-- begin LISTED ENTRIES --

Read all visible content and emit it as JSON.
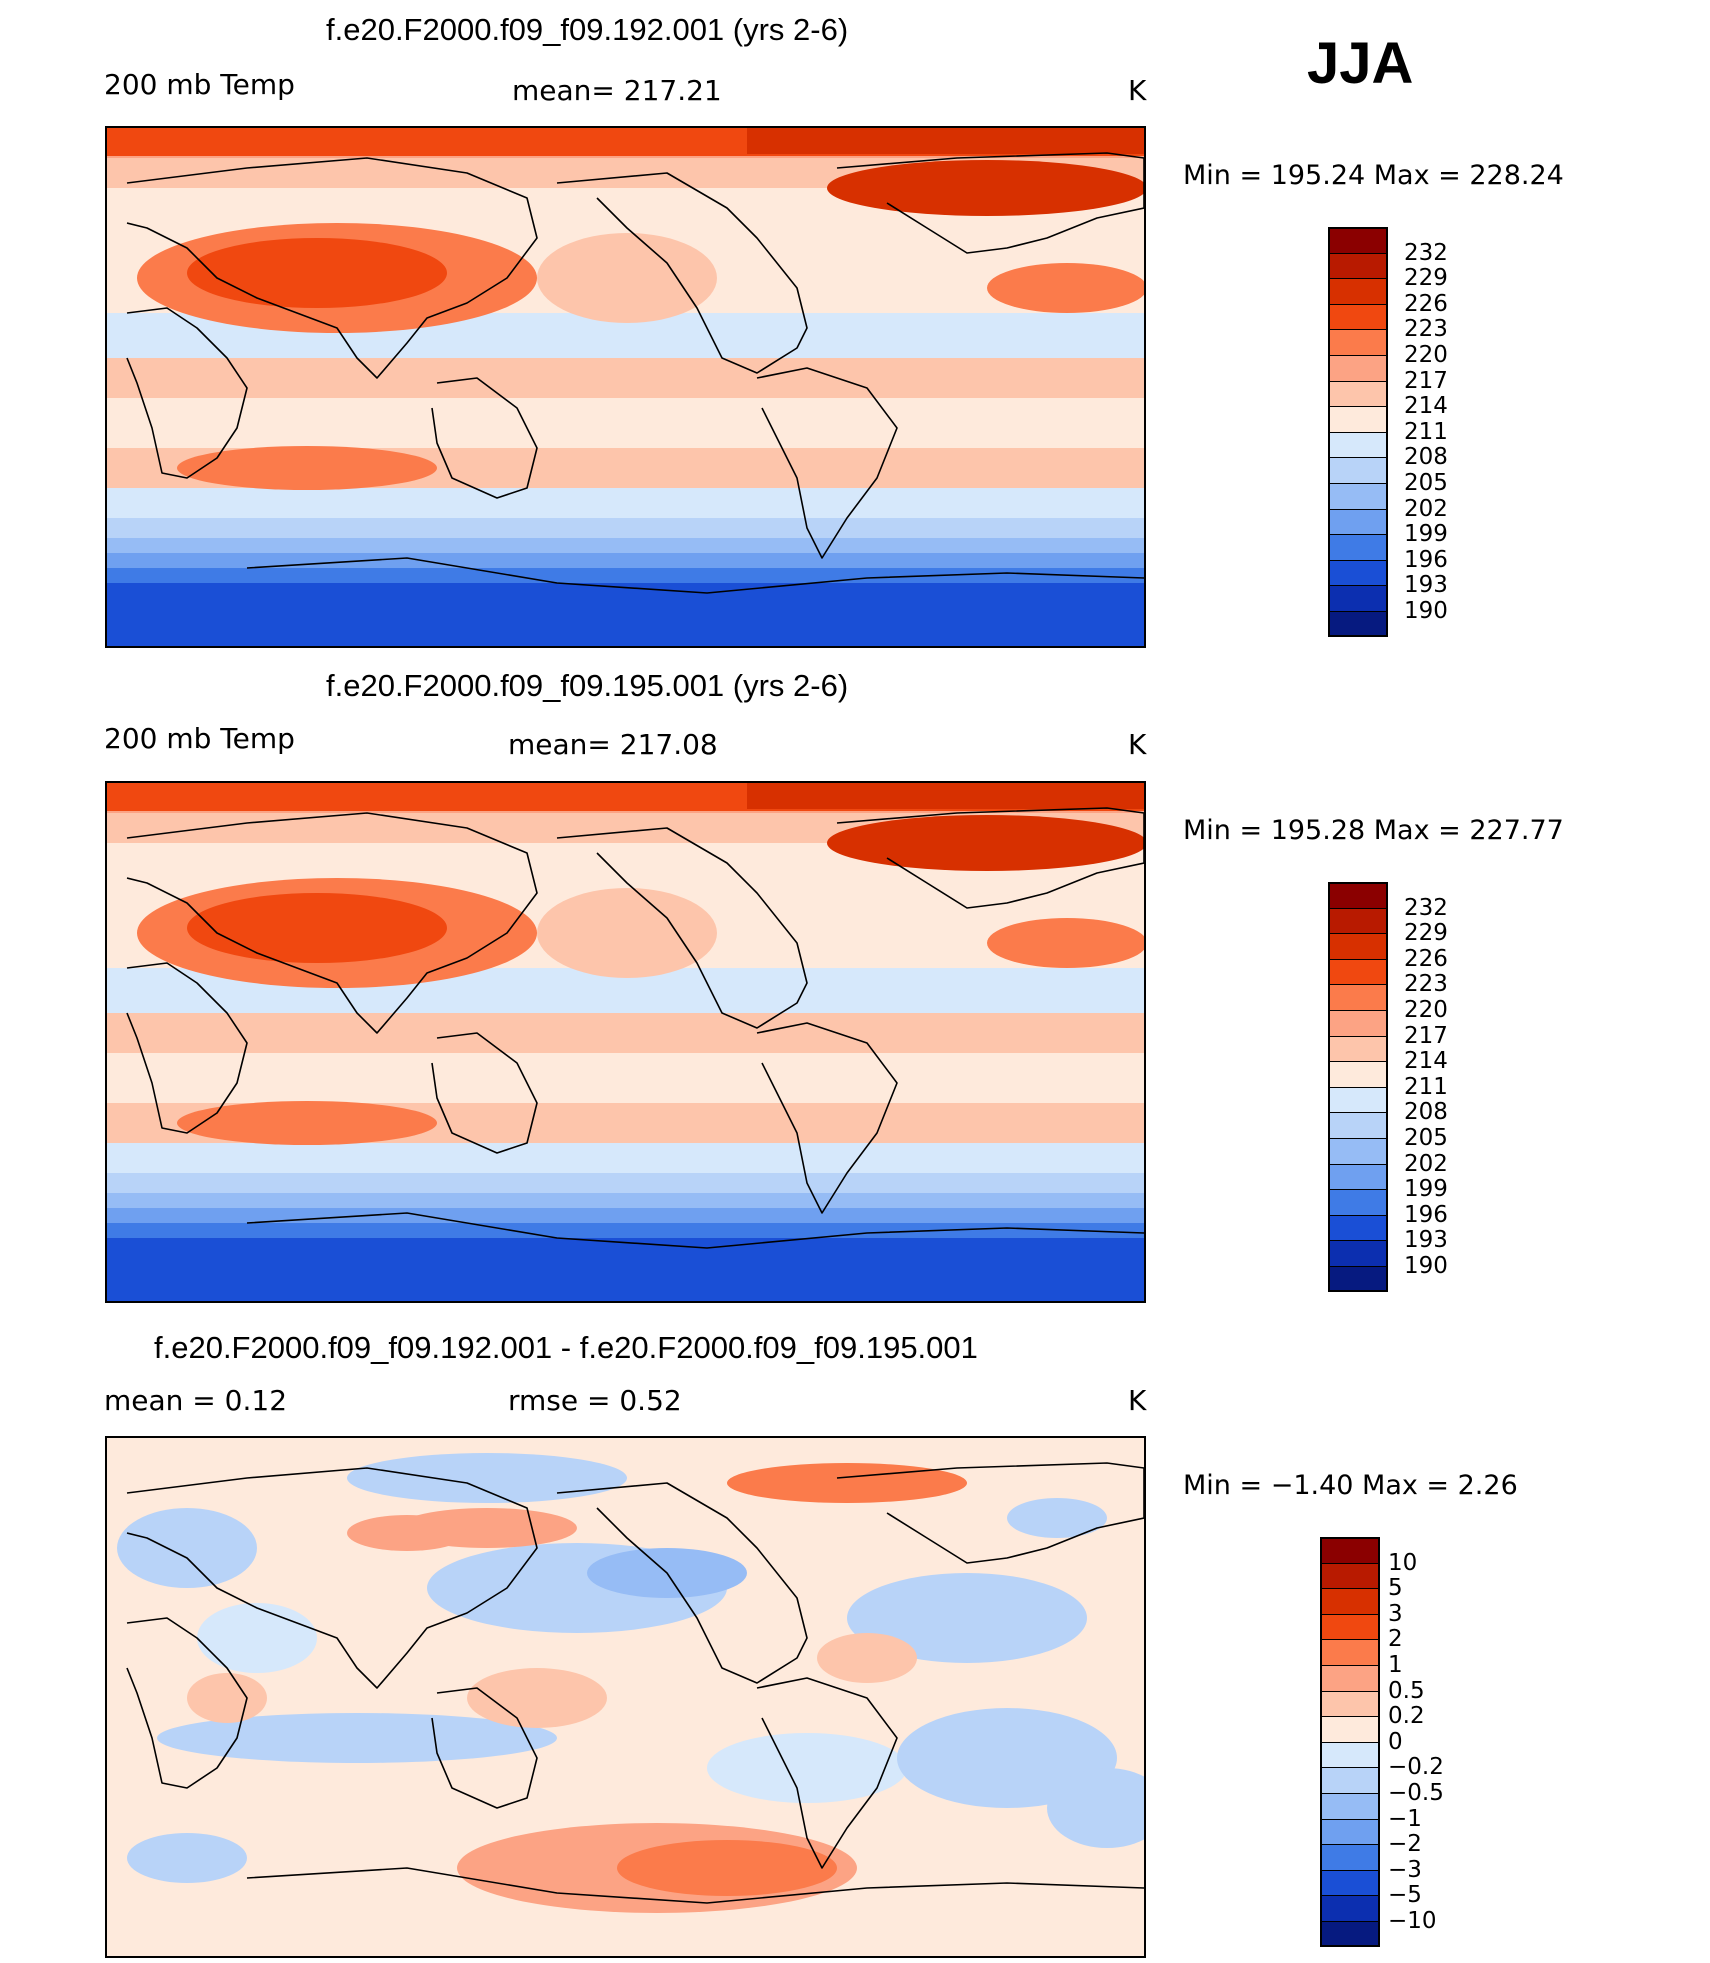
{
  "season": "JJA",
  "panels": [
    {
      "title": "f.e20.F2000.f09_f09.192.001 (yrs 2-6)",
      "left_label": "200 mb Temp",
      "center_label": "mean= 217.21",
      "units": "K",
      "minmax": "Min = 195.24 Max = 228.24",
      "colorbar": {
        "labels": [
          "232",
          "229",
          "226",
          "223",
          "220",
          "217",
          "214",
          "211",
          "208",
          "205",
          "202",
          "199",
          "196",
          "193",
          "190"
        ],
        "colors": [
          "#8b0000",
          "#b81a00",
          "#d73000",
          "#f04810",
          "#fb7b4b",
          "#fca384",
          "#fdc5ab",
          "#feeadc",
          "#d6e8fb",
          "#b8d3f8",
          "#96bcf5",
          "#6fa0f0",
          "#3f7be6",
          "#1a4fd6",
          "#0c2fb0",
          "#061a80"
        ]
      },
      "map": {
        "kind": "abs",
        "mean": 217.21
      }
    },
    {
      "title": "f.e20.F2000.f09_f09.195.001 (yrs 2-6)",
      "left_label": "200 mb Temp",
      "center_label": "mean= 217.08",
      "units": "K",
      "minmax": "Min = 195.28 Max = 227.77",
      "colorbar": {
        "labels": [
          "232",
          "229",
          "226",
          "223",
          "220",
          "217",
          "214",
          "211",
          "208",
          "205",
          "202",
          "199",
          "196",
          "193",
          "190"
        ],
        "colors": [
          "#8b0000",
          "#b81a00",
          "#d73000",
          "#f04810",
          "#fb7b4b",
          "#fca384",
          "#fdc5ab",
          "#feeadc",
          "#d6e8fb",
          "#b8d3f8",
          "#96bcf5",
          "#6fa0f0",
          "#3f7be6",
          "#1a4fd6",
          "#0c2fb0",
          "#061a80"
        ]
      },
      "map": {
        "kind": "abs",
        "mean": 217.08
      }
    },
    {
      "title": "f.e20.F2000.f09_f09.192.001 - f.e20.F2000.f09_f09.195.001",
      "left_label": "mean =    0.12",
      "center_label": "rmse =    0.52",
      "units": "K",
      "minmax": "Min =   −1.40 Max =    2.26",
      "colorbar": {
        "labels": [
          "10",
          "5",
          "3",
          "2",
          "1",
          "0.5",
          "0.2",
          "0",
          "−0.2",
          "−0.5",
          "−1",
          "−2",
          "−3",
          "−5",
          "−10"
        ],
        "colors": [
          "#8b0000",
          "#b81a00",
          "#d73000",
          "#f04810",
          "#fb7b4b",
          "#fca384",
          "#fdc5ab",
          "#feeadc",
          "#d6e8fb",
          "#b8d3f8",
          "#96bcf5",
          "#6fa0f0",
          "#3f7be6",
          "#1a4fd6",
          "#0c2fb0",
          "#061a80"
        ]
      },
      "map": {
        "kind": "diff",
        "mean": 0.12,
        "rmse": 0.52
      }
    }
  ]
}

-- end LISTED ENTRIES --

AIM: Repeat the data exactly, without the pictures.

SOLVED EXERCISE:
Read all visible content and emit it as JSON.
{
  "season": "JJA",
  "panels": [
    {
      "title": "f.e20.F2000.f09_f09.192.001 (yrs 2-6)",
      "left_label": "200 mb Temp",
      "center_label": "mean= 217.21",
      "units": "K",
      "minmax": "Min = 195.24 Max = 228.24",
      "colorbar": {
        "labels": [
          "232",
          "229",
          "226",
          "223",
          "220",
          "217",
          "214",
          "211",
          "208",
          "205",
          "202",
          "199",
          "196",
          "193",
          "190"
        ],
        "colors": [
          "#8b0000",
          "#b81a00",
          "#d73000",
          "#f04810",
          "#fb7b4b",
          "#fca384",
          "#fdc5ab",
          "#feeadc",
          "#d6e8fb",
          "#b8d3f8",
          "#96bcf5",
          "#6fa0f0",
          "#3f7be6",
          "#1a4fd6",
          "#0c2fb0",
          "#061a80"
        ]
      },
      "map": {
        "kind": "abs",
        "mean": 217.21
      }
    },
    {
      "title": "f.e20.F2000.f09_f09.195.001 (yrs 2-6)",
      "left_label": "200 mb Temp",
      "center_label": "mean= 217.08",
      "units": "K",
      "minmax": "Min = 195.28 Max = 227.77",
      "colorbar": {
        "labels": [
          "232",
          "229",
          "226",
          "223",
          "220",
          "217",
          "214",
          "211",
          "208",
          "205",
          "202",
          "199",
          "196",
          "193",
          "190"
        ],
        "colors": [
          "#8b0000",
          "#b81a00",
          "#d73000",
          "#f04810",
          "#fb7b4b",
          "#fca384",
          "#fdc5ab",
          "#feeadc",
          "#d6e8fb",
          "#b8d3f8",
          "#96bcf5",
          "#6fa0f0",
          "#3f7be6",
          "#1a4fd6",
          "#0c2fb0",
          "#061a80"
        ]
      },
      "map": {
        "kind": "abs",
        "mean": 217.08
      }
    },
    {
      "title": "f.e20.F2000.f09_f09.192.001 - f.e20.F2000.f09_f09.195.001",
      "left_label": "mean =    0.12",
      "center_label": "rmse =    0.52",
      "units": "K",
      "minmax": "Min =   −1.40 Max =    2.26",
      "colorbar": {
        "labels": [
          "10",
          "5",
          "3",
          "2",
          "1",
          "0.5",
          "0.2",
          "0",
          "−0.2",
          "−0.5",
          "−1",
          "−2",
          "−3",
          "−5",
          "−10"
        ],
        "colors": [
          "#8b0000",
          "#b81a00",
          "#d73000",
          "#f04810",
          "#fb7b4b",
          "#fca384",
          "#fdc5ab",
          "#feeadc",
          "#d6e8fb",
          "#b8d3f8",
          "#96bcf5",
          "#6fa0f0",
          "#3f7be6",
          "#1a4fd6",
          "#0c2fb0",
          "#061a80"
        ]
      },
      "map": {
        "kind": "diff",
        "mean": 0.12,
        "rmse": 0.52
      }
    }
  ]
}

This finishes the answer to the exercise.